Dataset rows:

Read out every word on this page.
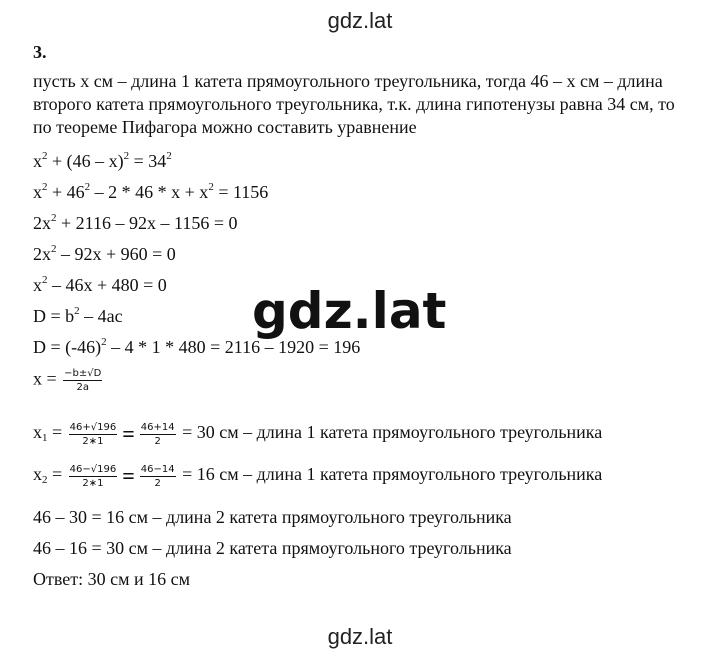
gdz.lat
3.
пусть x см – длина 1 катета прямоугольного треугольника, тогда 46 – x см – длина второго катета прямоугольного треугольника, т.к. длина гипотенузы равна 34 см, то по теореме Пифагора можно составить уравнение
$x^2 + (46 - x)^2 = 34^2$
$x^2 + 46^2 - 2 * 46 * x + x^2 = 1156$
$2x^2 + 2116 - 92x - 1156 = 0$
$2x^2 - 92x + 960 = 0$
$x^2 - 46x + 480 = 0$
$D = b^2 - 4ac$
$D = (-46)^2 - 4 * 1 * 480 = 2116 - 1920 = 196$
$x = \frac{-b\pm√D}{2a}$
$x_1 = \frac{46+√196}{2∗1} = \frac{46+14}{2} = 30$ см – длина 1 катета прямоугольного треугольника
$x_2 = \frac{46-√196}{2∗1} = \frac{46-14}{2} = 16$ см – длина 1 катета прямоугольного треугольника
46 – 30 = 16 см – длина 2 катета прямоугольного треугольника
46 – 16 = 30 см – длина 2 катета прямоугольного треугольника
Ответ: 30 см и 16 см
gdz.lat
gdz.lat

Exercise goal: Pull out each line of the entries that contains "frac".

Solution for this exercise:
$x = \frac{-b\pm√D}{2a}$
$x_1 = \frac{46+√196}{2∗1} = \frac{46+14}{2} = 30$ см – длина 1 катета прямоугольного треугольника
$x_2 = \frac{46-√196}{2∗1} = \frac{46-14}{2} = 16$ см – длина 1 катета прямоугольного треугольника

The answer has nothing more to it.